WHAT IS EXPECTED = Report only the number of lines holding "Eminence".
----
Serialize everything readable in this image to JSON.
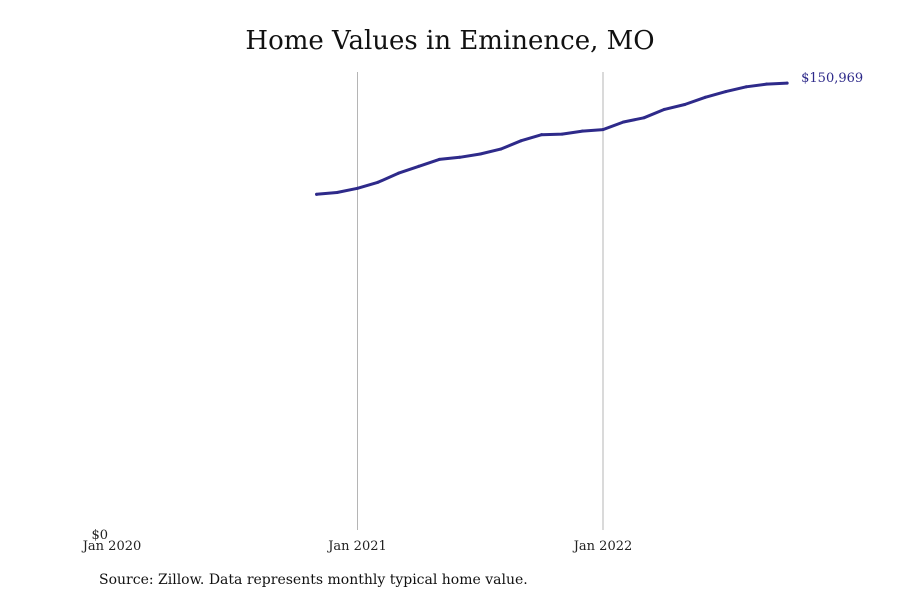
{
  "title": "Home Values in Eminence, MO",
  "source": "Source: Zillow. Data represents monthly typical home value.",
  "colors": {
    "line": "#2e2a8a",
    "grid": "#b5b5b5"
  },
  "chart_data": {
    "type": "line",
    "title": "Home Values in Eminence, MO",
    "xlabel": "",
    "ylabel": "",
    "x_ticks": [
      "Jan 2020",
      "Jan 2021",
      "Jan 2022"
    ],
    "x_range": [
      "2020-01",
      "2022-12"
    ],
    "y_ticks": [
      "$0"
    ],
    "ylim": [
      0,
      152000
    ],
    "grid": "vertical lines at year ticks",
    "end_label": "$150,969",
    "series": [
      {
        "x": [
          "2020-11",
          "2020-12",
          "2021-01",
          "2021-02",
          "2021-03",
          "2021-04",
          "2021-05",
          "2021-06",
          "2021-07",
          "2021-08",
          "2021-09",
          "2021-10",
          "2021-11",
          "2021-12",
          "2022-01",
          "2022-02",
          "2022-03",
          "2022-04",
          "2022-05",
          "2022-06",
          "2022-07",
          "2022-08",
          "2022-09",
          "2022-10"
        ],
        "values": [
          111400,
          112000,
          113400,
          115400,
          118400,
          120700,
          123000,
          123700,
          124800,
          126400,
          129200,
          131200,
          131400,
          132400,
          132900,
          135400,
          136800,
          139600,
          141200,
          143600,
          145500,
          147100,
          148000,
          148300
        ]
      }
    ]
  }
}
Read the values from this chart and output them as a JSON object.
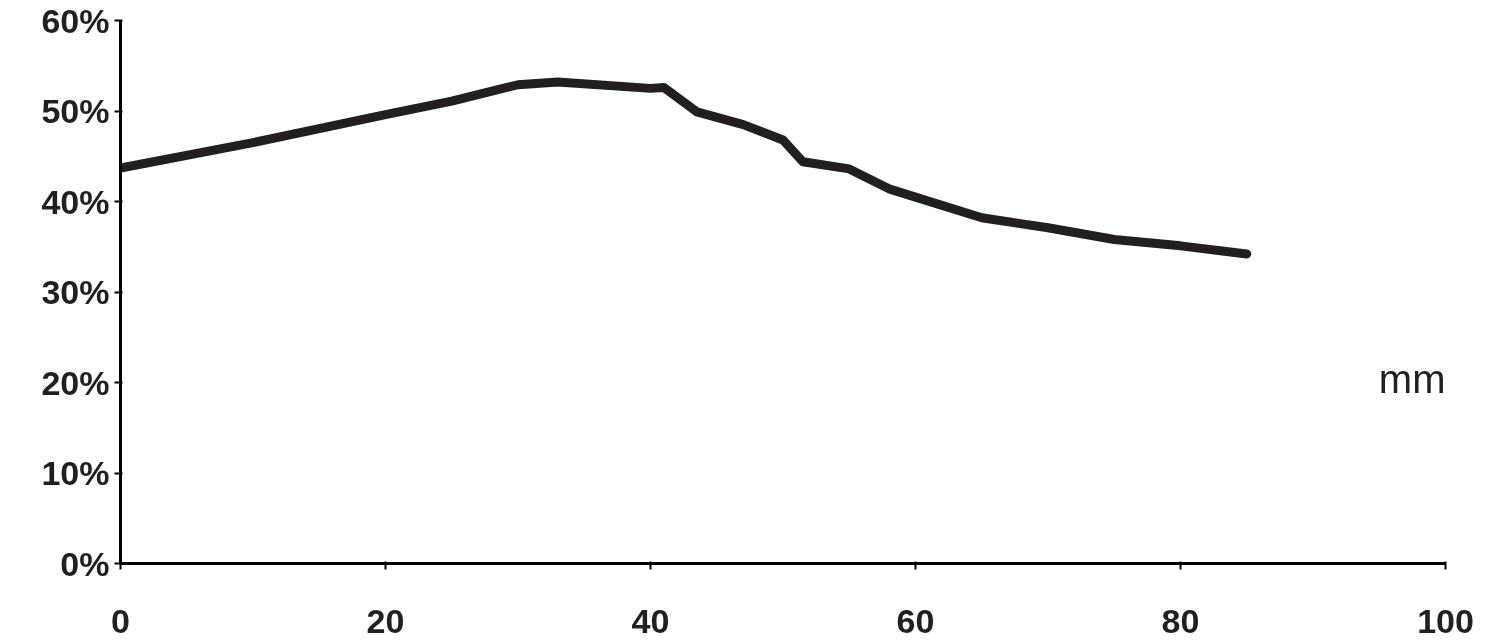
{
  "chart_data": {
    "type": "line",
    "xlabel": "mm",
    "x": [
      0,
      10,
      20,
      25,
      30,
      33,
      40,
      41,
      43.5,
      47,
      50,
      51.5,
      55,
      58,
      65,
      70,
      75,
      80,
      85
    ],
    "series": [
      {
        "color": "#231f20",
        "values": [
          43.7,
          46.5,
          49.6,
          51.1,
          52.9,
          53.2,
          52.5,
          52.6,
          49.9,
          48.5,
          46.8,
          44.4,
          43.6,
          41.4,
          38.2,
          37.1,
          35.8,
          35.1,
          34.2
        ]
      }
    ],
    "xlim": [
      0,
      100
    ],
    "xticks": [
      0,
      20,
      40,
      60,
      80,
      100
    ],
    "ylim": [
      0,
      60
    ],
    "yticks": [
      {
        "value": 0,
        "label": "0%"
      },
      {
        "value": 10,
        "label": "10%"
      },
      {
        "value": 20,
        "label": "20%"
      },
      {
        "value": 30,
        "label": "30%"
      },
      {
        "value": 40,
        "label": "40%"
      },
      {
        "value": 50,
        "label": "50%"
      },
      {
        "value": 60,
        "label": "60%"
      }
    ],
    "grid": false,
    "marker": "none",
    "line_style": "solid"
  }
}
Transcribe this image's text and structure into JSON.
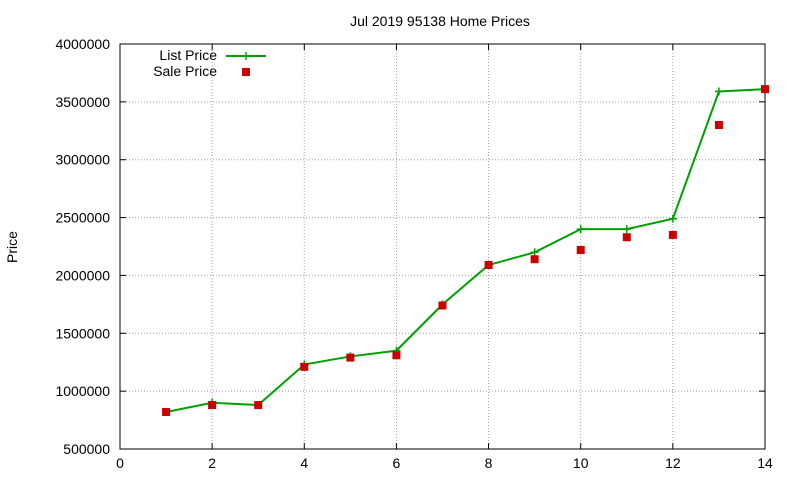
{
  "chart_data": {
    "type": "line",
    "title": "Jul 2019 95138 Home Prices",
    "xlabel": "",
    "ylabel": "Price",
    "xlim": [
      0,
      14
    ],
    "ylim": [
      500000,
      4000000
    ],
    "x_ticks": [
      0,
      2,
      4,
      6,
      8,
      10,
      12,
      14
    ],
    "y_ticks": [
      500000,
      1000000,
      1500000,
      2000000,
      2500000,
      3000000,
      3500000,
      4000000
    ],
    "grid": true,
    "legend_position": "top-left",
    "series": [
      {
        "name": "List Price",
        "style": "line+cross",
        "color": "#00a000",
        "x": [
          1,
          2,
          3,
          4,
          5,
          6,
          7,
          8,
          9,
          10,
          11,
          12,
          13,
          14
        ],
        "y": [
          820000,
          900000,
          880000,
          1230000,
          1300000,
          1350000,
          1750000,
          2090000,
          2200000,
          2400000,
          2400000,
          2490000,
          3590000,
          3610000
        ]
      },
      {
        "name": "Sale Price",
        "style": "square",
        "color": "#cc0000",
        "x": [
          1,
          2,
          3,
          4,
          5,
          6,
          7,
          8,
          9,
          10,
          11,
          12,
          13,
          14
        ],
        "y": [
          820000,
          880000,
          880000,
          1210000,
          1290000,
          1310000,
          1740000,
          2090000,
          2140000,
          2220000,
          2330000,
          2350000,
          3300000,
          3610000
        ]
      }
    ]
  }
}
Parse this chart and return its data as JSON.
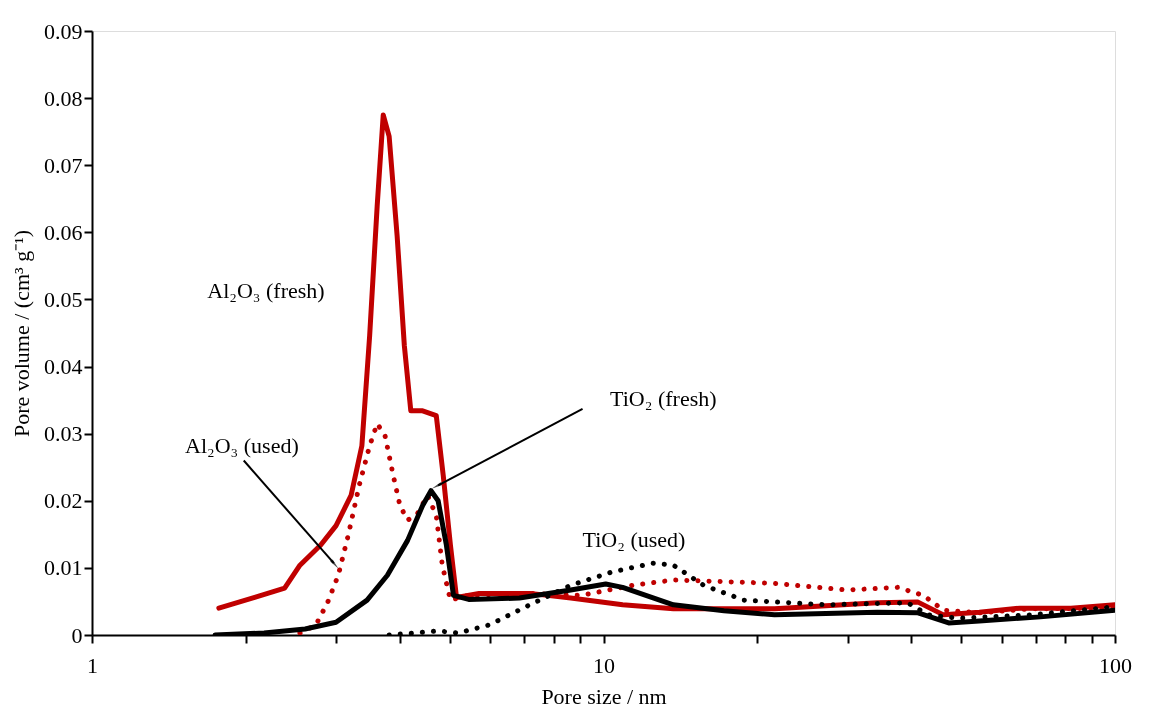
{
  "chart_data": {
    "type": "line",
    "xlabel": "Pore size / nm",
    "ylabel": "Pore volume / (cm³ g⁻¹)",
    "log": "x",
    "grid": false,
    "legend": false,
    "marker": "none",
    "xlim": [
      1,
      100
    ],
    "ylim": [
      0,
      0.09
    ],
    "xticks": [
      1,
      {
        "value": 2,
        "label": null
      },
      {
        "value": 3,
        "label": null
      },
      {
        "value": 4,
        "label": null
      },
      {
        "value": 5,
        "label": null
      },
      {
        "value": 6,
        "label": null
      },
      {
        "value": 7,
        "label": null
      },
      {
        "value": 8,
        "label": null
      },
      {
        "value": 9,
        "label": null
      },
      10,
      {
        "value": 20,
        "label": null
      },
      {
        "value": 30,
        "label": null
      },
      {
        "value": 40,
        "label": null
      },
      {
        "value": 50,
        "label": null
      },
      {
        "value": 60,
        "label": null
      },
      {
        "value": 70,
        "label": null
      },
      {
        "value": 80,
        "label": null
      },
      {
        "value": 90,
        "label": null
      },
      100
    ],
    "yticks": [
      0,
      0.01,
      0.02,
      0.03,
      0.04,
      0.05,
      0.06,
      0.07,
      0.08,
      0.09
    ],
    "series": [
      {
        "name": "Al₂O₃ (fresh)",
        "color": "#c00000",
        "line_style": "solid",
        "x": [
          1.77,
          2.08,
          2.38,
          2.55,
          2.8,
          3.0,
          3.21,
          3.37,
          3.49,
          3.61,
          3.71,
          3.81,
          3.95,
          4.08,
          4.2,
          4.43,
          4.71,
          4.86,
          5.02,
          5.16,
          5.71,
          7.18,
          8.63,
          10.9,
          13.7,
          21.6,
          34.3,
          41.2,
          46.2,
          54.3,
          65.2,
          82.0,
          100
        ],
        "values": [
          0.004,
          0.0056,
          0.007,
          0.0104,
          0.0134,
          0.0163,
          0.0208,
          0.0282,
          0.0446,
          0.0639,
          0.0775,
          0.0743,
          0.0594,
          0.0431,
          0.0334,
          0.0334,
          0.0327,
          0.0238,
          0.0134,
          0.0056,
          0.0062,
          0.0062,
          0.0055,
          0.0045,
          0.0039,
          0.0039,
          0.0048,
          0.0049,
          0.003,
          0.0034,
          0.004,
          0.004,
          0.0045
        ]
      },
      {
        "name": "Al₂O₃ (used)",
        "color": "#c00000",
        "line_style": "dotted",
        "x": [
          2.55,
          2.74,
          2.89,
          3.03,
          3.17,
          3.33,
          3.49,
          3.61,
          3.74,
          3.88,
          4.0,
          4.14,
          4.33,
          4.53,
          4.71,
          4.84,
          5.02,
          5.45,
          7.18,
          9.04,
          11.4,
          13.7,
          21.6,
          29.9,
          37.6,
          42.2,
          46.2,
          54.3,
          68.4,
          100
        ],
        "values": [
          0.0003,
          0.0015,
          0.0049,
          0.0089,
          0.0149,
          0.0223,
          0.0282,
          0.0315,
          0.0297,
          0.0238,
          0.0193,
          0.0171,
          0.0181,
          0.0208,
          0.0178,
          0.0104,
          0.0052,
          0.0059,
          0.0062,
          0.0059,
          0.0074,
          0.0082,
          0.0077,
          0.0067,
          0.0071,
          0.0059,
          0.0037,
          0.0033,
          0.0039,
          0.004
        ]
      },
      {
        "name": "TiO₂ (fresh)",
        "color": "#000000",
        "line_style": "solid",
        "x": [
          1.74,
          2.17,
          2.61,
          3.0,
          3.45,
          3.78,
          4.14,
          4.43,
          4.6,
          4.75,
          4.93,
          5.09,
          5.45,
          6.85,
          8.63,
          10.1,
          10.9,
          13.7,
          17.2,
          21.6,
          34.3,
          41.2,
          47.3,
          54.3,
          71.5,
          100
        ],
        "values": [
          0.0,
          0.0003,
          0.0009,
          0.0019,
          0.0052,
          0.0089,
          0.0141,
          0.0193,
          0.0215,
          0.02,
          0.0134,
          0.0059,
          0.0053,
          0.0055,
          0.0067,
          0.0076,
          0.0071,
          0.0045,
          0.0036,
          0.003,
          0.0034,
          0.0033,
          0.0018,
          0.0021,
          0.0027,
          0.0037
        ]
      },
      {
        "name": "TiO₂ (used)",
        "color": "#000000",
        "line_style": "dotted",
        "x": [
          3.81,
          4.75,
          5.2,
          5.98,
          7.18,
          8.63,
          10.4,
          12.5,
          13.7,
          15.7,
          18.8,
          27.3,
          39.3,
          43.2,
          49.4,
          68.4,
          100
        ],
        "values": [
          0.0,
          0.0006,
          0.0003,
          0.0015,
          0.0045,
          0.0074,
          0.0094,
          0.0107,
          0.0104,
          0.0074,
          0.0052,
          0.0045,
          0.0048,
          0.003,
          0.0025,
          0.003,
          0.0042
        ]
      }
    ]
  }
}
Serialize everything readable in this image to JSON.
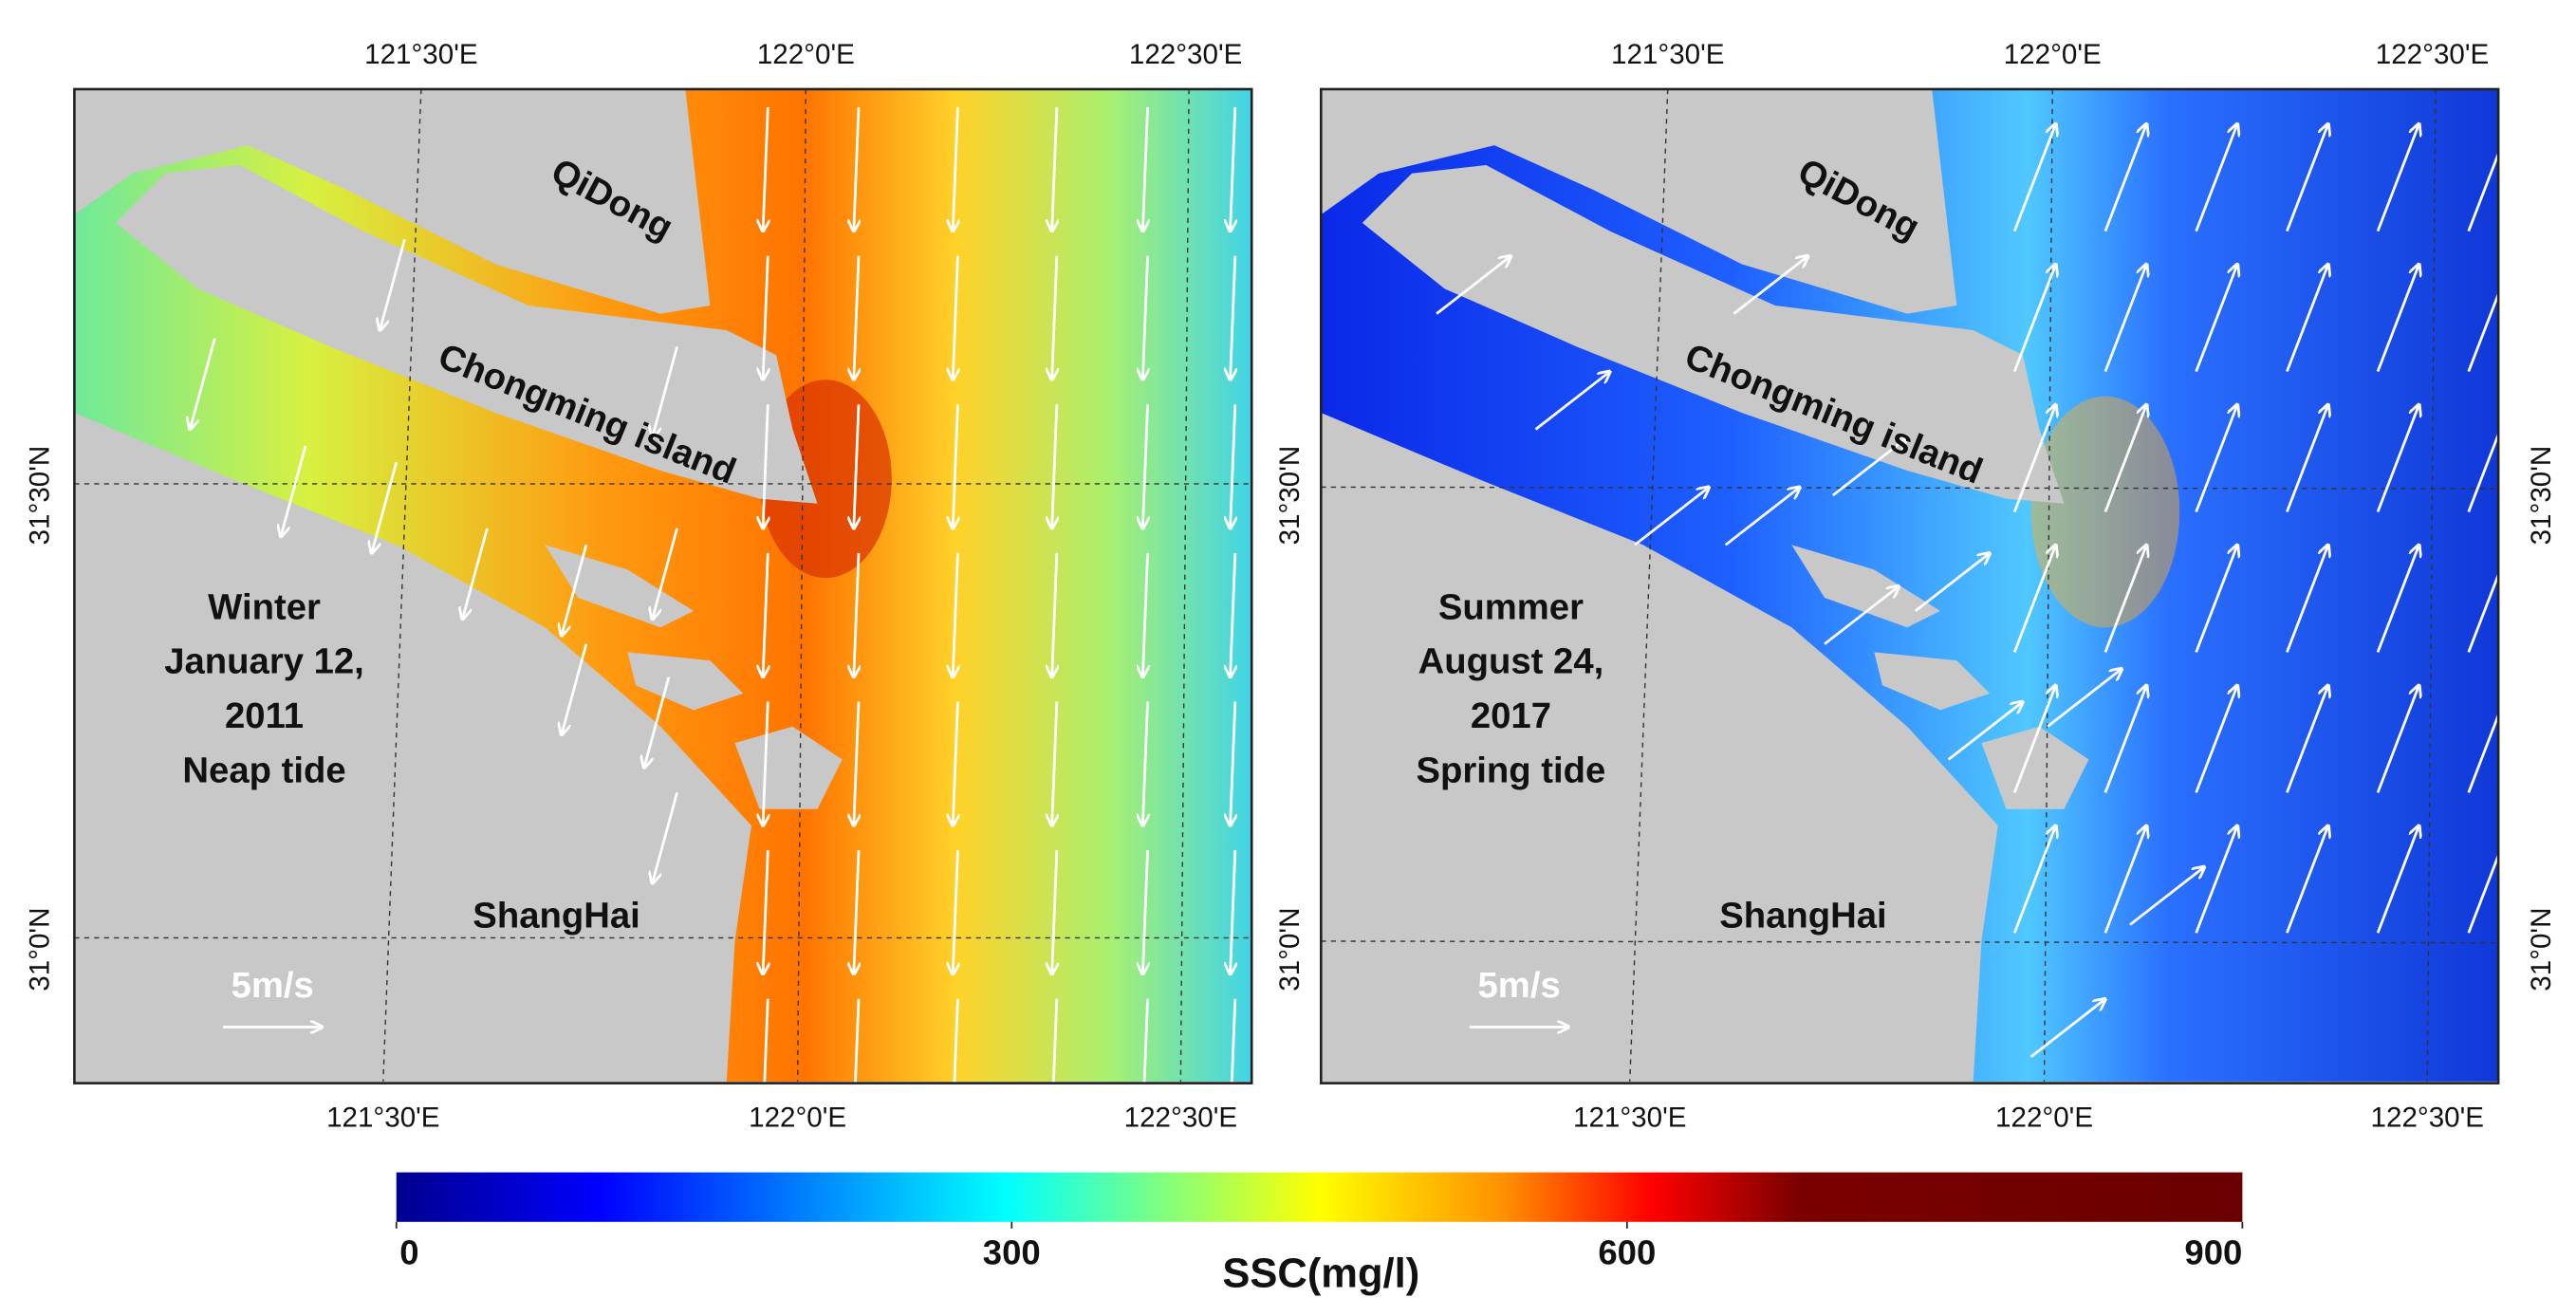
{
  "panels": [
    {
      "lon_labels_top": [
        "121°30'E",
        "122°0'E",
        "122°30'E"
      ],
      "lon_labels_bottom": [
        "121°30'E",
        "122°0'E",
        "122°30'E"
      ],
      "lat_labels": [
        "31°30'N",
        "31°0'N"
      ],
      "places": [
        "QiDong",
        "Chongming island",
        "ShangHai"
      ],
      "caption": [
        "Winter",
        "January 12,",
        "2011",
        "Neap tide"
      ],
      "scale_label": "5m/s"
    },
    {
      "lon_labels_top": [
        "121°30'E",
        "122°0'E",
        "122°30'E"
      ],
      "lon_labels_bottom": [
        "121°30'E",
        "122°0'E",
        "122°30'E"
      ],
      "lat_labels": [
        "31°30'N",
        "31°0'N"
      ],
      "places": [
        "QiDong",
        "Chongming island",
        "ShangHai"
      ],
      "caption": [
        "Summer",
        "August 24,",
        "2017",
        "Spring tide"
      ],
      "scale_label": "5m/s"
    }
  ],
  "colorbar": {
    "label": "SSC(mg/l)",
    "lim": [
      0,
      900
    ],
    "ticks": [
      0,
      300,
      600,
      900
    ]
  }
}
----
EXERCISE OUTPUT = 2